-- start of SELECTED EXCERPT --

I do have some self-awareness about how my own interests have diverged from the general public's, that any time you go deeper into an artform, you tend to eschew the noiser aspects of it in favor of your own peculiar interests in this or that corner, and that's exactly what's happened to me, I'm over here watching B-westerns that I've never heard anyone talk about, I'm burrowing my way into the depths, carving my own path, and then writing about it for you all, and I have no problem with that. But the overall aspect that bugs me is how filmgoing has become such a rarefied thing, like many artforms before it, that it can now be segmented into these little isolated units that don't have a ton to do with one another. I can only really speak for America, but if you don't live in any of the capital-M Major Cities, or even in the ones that host annual film festivals, you are inherently disassociated from the overall shape of whatever the contemporary trends or subjects are within this medium, it is a bare material reality that cinema these days primarily belongs to either the esoteric/solipsistic enthusiasts, or to the people who occupy the current city-states of our epoch, the cultural centers.

Cinema, at its inception, was a cheap artform for the working classes, and that's why the American studio system maintained a stranglehold over theater chains with block-booking for so long, it was the most efficient way to flood the market with your product and eliminate the competition. That system has been long gone, but I see throughout my life how the shaky economics of this art have made it into something more 'bespoke', in the way that going to an art-gallery is. For my grandparents, seeing movies was a matter of pure convenience; for my parents, seeing movies was a matter of what fit best in the budget; for me, seeing movies is a matter of mustering the will to care about what's on screen, and if that care isn't there in the theater, then there's no room for it in my life.

I feel sad about that, and maybe I shouldn't, I suppose it's just a desire to hold on to a certain notion of how things are 'supposed to be' -- but when I guess at what's happening to the medium, it's the same thing that's happening to all art, there's a mass democratization coupled with an increased aura of prestige. You can go on the internet and find almost anything you want to see, for free, in decent quality, if you know how to, but it's the difference between pirating a PDF and reading a hardback, between seeing Wikipedia's PNG of the Mona Lisa or seeing it in person, between a FLAC file of a song and hearing it in a concert. The premium you're paying for is the presence: the physical, spiritual presence of what is realer-than-real, the high-fidelity incarnation, the event-as-event. The movie theater, and the movies made for wide theatrical distribution, are becoming hyper-tangible -- think about the way that celluloid is now fetishized, how everything has to be in IMAX, the plasticity of the image requires some instantiation for it to feel 'real', and so the rhetoric surrounding the art adjusts itself to play-up the 'experience' more than what the film feels like or is about. You're no longer paying for a story, or actors, or a director's intent, what the money is going towards is the technical and physical apparatus, just like anyone who maintains and exhibits a roller-coaster would tell you.

-- end of SELECTED EXCERPT --
-- start of DATASET --

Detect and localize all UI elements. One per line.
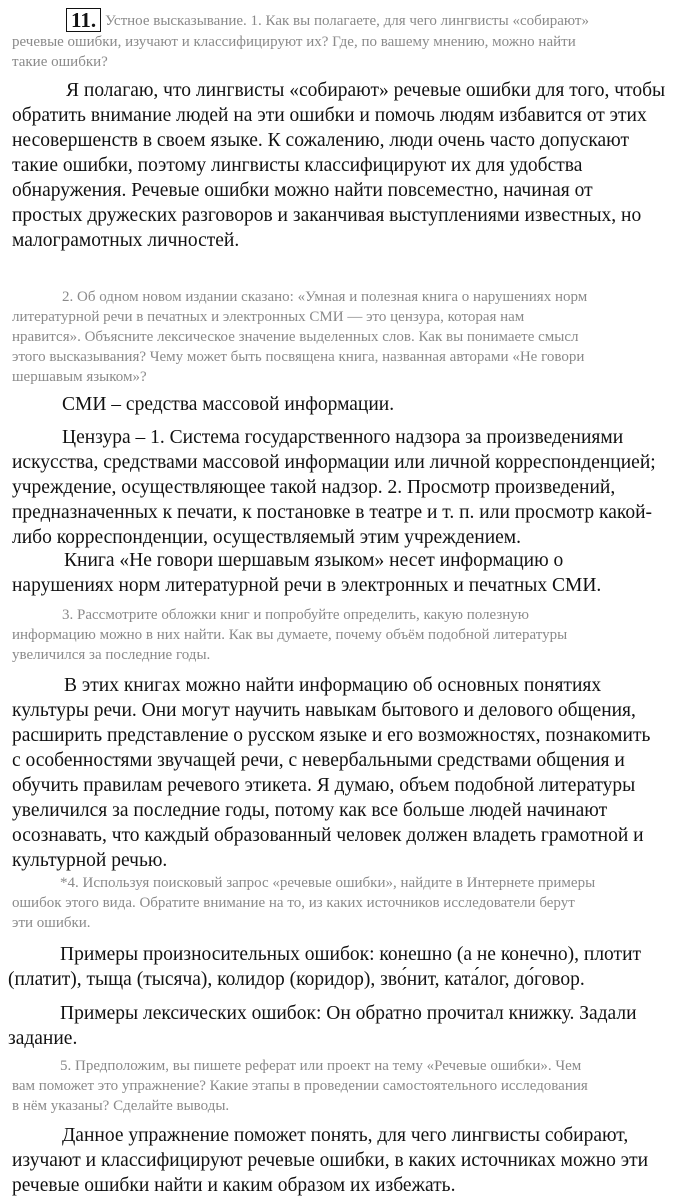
question-1 <box>12 8 696 72</box>
answer-line: искусства, средствами массовой информации или личной корреспонденцией; <box>12 452 656 473</box>
answer-line: с особенностями звучащей речи, с невербальными средствами общения и <box>12 750 625 771</box>
answer-line: изучают и классифицируют речевые ошибки, в каких источниках можно эти <box>12 1150 649 1171</box>
question-1-line: речевые ошибки, изучают и классифицируют их? Где, по вашему мнению, можно найти <box>12 34 576 50</box>
answer-3 <box>12 673 696 873</box>
question-2-line: литературной речи в печатных и электронных СМИ — это цензура, которая нам <box>12 309 525 325</box>
question-2 <box>12 287 696 387</box>
answer-line: простых дружеских разговоров и заканчивая выступлениями известных, но <box>12 205 642 226</box>
question-2-line: нравится». Объясните лексическое значение выделенных слов. Как вы понимаете смысл <box>12 329 579 345</box>
answer-line: обучить правилам речевого этикета. Я думаю, объем подобной литературы <box>12 775 636 796</box>
answer-line: В этих книгах можно найти информацию об основных понятиях <box>64 675 602 696</box>
answer-line: Книга «Не говори шершавым языком» несет информацию о <box>64 550 564 571</box>
answer-line: задание. <box>8 1028 78 1049</box>
answer-line: Примеры лексических ошибок: Он обратно прочитал книжку. Задали <box>60 1003 637 1024</box>
answer-line: несовершенств в своем языке. К сожалению, люди очень часто допускают <box>12 130 629 151</box>
answer-line: предназначенных к печати, к постановке в театре и т. п. или просмотр какой- <box>12 502 653 523</box>
answer-5 <box>12 1123 696 1198</box>
question-5-line: 5. Предположим, вы пишете реферат или проект на тему «Речевые ошибки». Чем <box>60 1058 582 1074</box>
answer-line: такие ошибки, поэтому лингвисты классифицируют их для удобства <box>12 155 583 176</box>
answer-line: (платит), тыща (тысяча), колидор (коридор), зво́нит, ката́лог, до́говор. <box>8 969 585 990</box>
answer-line: нарушениях норм литературной речи в электронных и печатных СМИ. <box>12 575 602 596</box>
answer-4-pronunciation <box>8 942 696 992</box>
exercise-number: 11. <box>66 8 101 32</box>
question-2-line: этого высказывания? Чему может быть посвящена книга, названная авторами «Не говори <box>12 349 585 365</box>
answer-line: расширить представление о русском языке и его возможностях, познакомить <box>12 725 651 746</box>
answer-2-smi: СМИ – средства массовой информации. <box>62 394 395 415</box>
question-4-line: ошибок этого вида. Обратите внимание на то, из каких источников исследователи берут <box>12 895 575 911</box>
question-4-line: эти ошибки. <box>12 915 91 931</box>
answer-2-censor <box>12 425 696 550</box>
answer-line: малограмотных личностей. <box>12 230 240 251</box>
question-2-line: 2. Об одном новом издании сказано: «Умная и полезная книга о нарушениях норм <box>62 289 588 305</box>
answer-line: обратить внимание людей на эти ошибки и помочь людям избавится от этих <box>12 105 647 126</box>
question-3 <box>12 605 696 665</box>
answer-line: культуры речи. Они могут научить навыкам бытового и делового общения, <box>12 700 636 721</box>
answer-line: увеличился за последние годы, потому как все больше людей начинают <box>12 800 608 821</box>
answer-line: учреждение, осуществляющее такой надзор. 2. Просмотр произведений, <box>12 477 616 498</box>
answer-line: Я полагаю, что лингвисты «собирают» речевые ошибки для того, чтобы <box>66 80 666 101</box>
answer-4-lexical <box>8 1001 696 1051</box>
answer-1 <box>12 78 696 253</box>
question-1-line: Устное высказывание. 1. Как вы полагаете, для чего лингвисты «собирают» <box>105 13 589 29</box>
question-4-line: *4. Используя поисковый запрос «речевые ошибки», найдите в Интернете примеры <box>60 875 596 891</box>
answer-line: Данное упражнение поможет понять, для чего лингвисты собирают, <box>62 1125 629 1146</box>
answer-line: либо корреспонденции, осуществляемый этим учреждением. <box>12 527 521 548</box>
answer-line: культурной речью. <box>12 850 168 871</box>
question-3-line: информацию можно в них найти. Как вы думаете, почему объём подобной литературы <box>12 627 568 643</box>
question-2-line: шершавым языком»? <box>12 369 147 385</box>
question-3-line: увеличился за последние годы. <box>12 647 211 663</box>
question-5-line: в нём указаны? Сделайте выводы. <box>12 1098 230 1114</box>
answer-line: обнаружения. Речевые ошибки можно найти повсеместно, начиная от <box>12 180 593 201</box>
answer-line: речевые ошибки найти и каким образом их избежать. <box>12 1175 456 1196</box>
answer-line: осознавать, что каждый образованный человек должен владеть грамотной и <box>12 825 644 846</box>
answer-2-book <box>12 548 696 598</box>
question-1-line: такие ошибки? <box>12 54 108 70</box>
answer-line: Цензура – 1. Система государственного надзора за произведениями <box>62 427 624 448</box>
question-4 <box>12 873 696 933</box>
question-5-line: вам поможет это упражнение? Какие этапы в проведении самостоятельного исследования <box>12 1078 588 1094</box>
question-5 <box>12 1056 696 1116</box>
question-3-line: 3. Рассмотрите обложки книг и попробуйте определить, какую полезную <box>62 607 530 623</box>
answer-line: Примеры произносительных ошибок: конешно (а не конечно), плотит <box>60 944 642 965</box>
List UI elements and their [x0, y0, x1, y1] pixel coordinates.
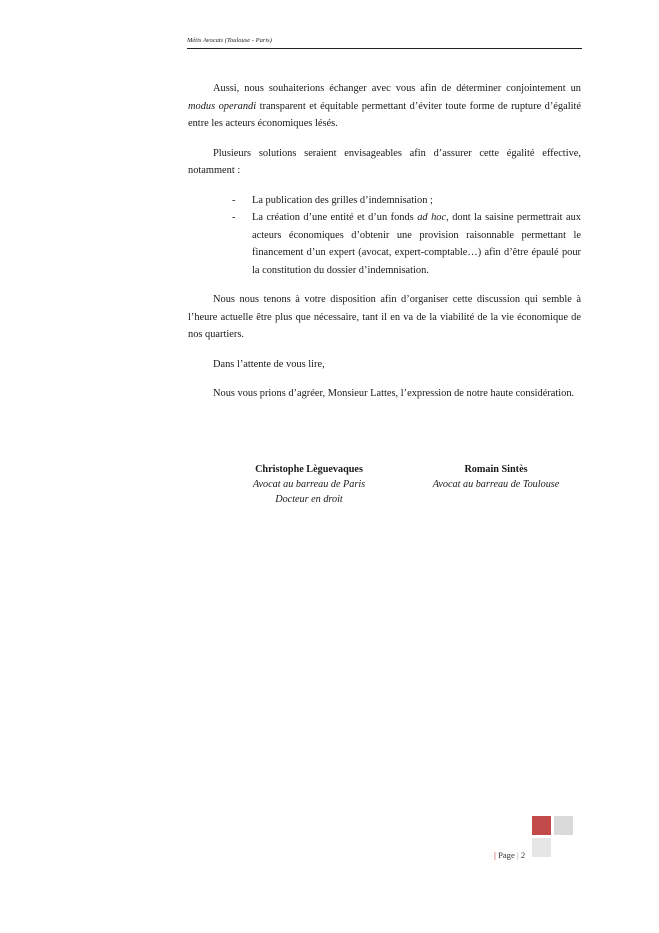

-- end of DATASET --

▶ _TO DO_:
1 - Answer these from the passage about filmgoing.
(a) What practice let the American studio system keep a stranglehold over theater chains?
(b) For the writer's grandparents, what was seeing movies a matter of?
(c) Which two developments does the writer say are coupled in what is happening to all art?
2 - Extend the passage about filmgoing, beginning after its final sentence.

▶ _ANSWERS TO THE EXERCISE_:
1 -
(a) Block-booking.
(b) Pure convenience.
(c) A mass democratization and an increased aura of prestige.

2 -
I think this is why I find myself disenchanted from the theater as an extension of the American cinema: instead of being a ride to an imaginary destination, now the vehicle of transmission seems to matter more than where it's taking you. If you don't live on the coasts or fly into festivals for awards season, you're stuck with the dregs of major tentpoles which serve no purpose but to fill out a schedule, and barring that, you've got the usual assortment of anniversary re-releases and low-budget Christian propaganda projects. It was already like this when I started consistently seeing things in 2017, but the studios put out more 'product' back then, so every week you could see something different if last week didn't please you -- now, whenever I look at the showings for my local AMC, I always find myself saying "They're still showing THIS?", because there just isn't much there no matter how many times you look.

And so if you want to see something else, you just stay at home, and while I'm doing that, it's not functionally that different from what the streaming services provide -- so if movies aren't the cathedral-like experience in theaters, then they become the background noise while people are out here folding clothes, taking care of their kids, or trying to sleep. There's two opposing tendencies here, and neither of them interest me, but they both seem to be the way things are going, and even then you have people who would rather put on YouTube or Twitch for that endless flow of user-generated 'content' rather than specifically play a film or a TV show.

So I guess where I'm at these days is trying to find a 'middle path': not getting wrapped-up in the meaningless hype-culture of these theatrical releases, not treating movies as an audio-visual environment, but trying to approach the artform with a friendly familiarity and adventurousness that doesn't abandon context, but also tries to find the transcendent core that leads us away from all the detritus that we carry into places like our homes or into theaters, to simply engage with the text itself on its own terms and not be overdetermined by the specificity of the medium as-such. That might be impossible, especially if we take Marshal Mcluhan's words seriously that 'the content of every medium is itself another medium' -- so if the content of the theatrical film is theatre, then the content of home video is the theatrical film, and maybe the only way to really come to terms with cinema itself is to give it the intimate attention that a big theater screen precludes by necessity. The economics of the movie business make it so that most movies ever made will only be seen at home -- but I take seriously the question of 'what is lost' in regards to the theatrical experience. Ideally, it's something that can and should be easily available to everyone -- but I have serious worries that I'm going to live to see a day where watching movies in a theater is essentially how we treat going to the opera today, an activity only enjoyed and patronized by the upper-middle classes and the rich. It's already on its way there, and I'm not sure there's any counter-trends to stop that from coming to pass.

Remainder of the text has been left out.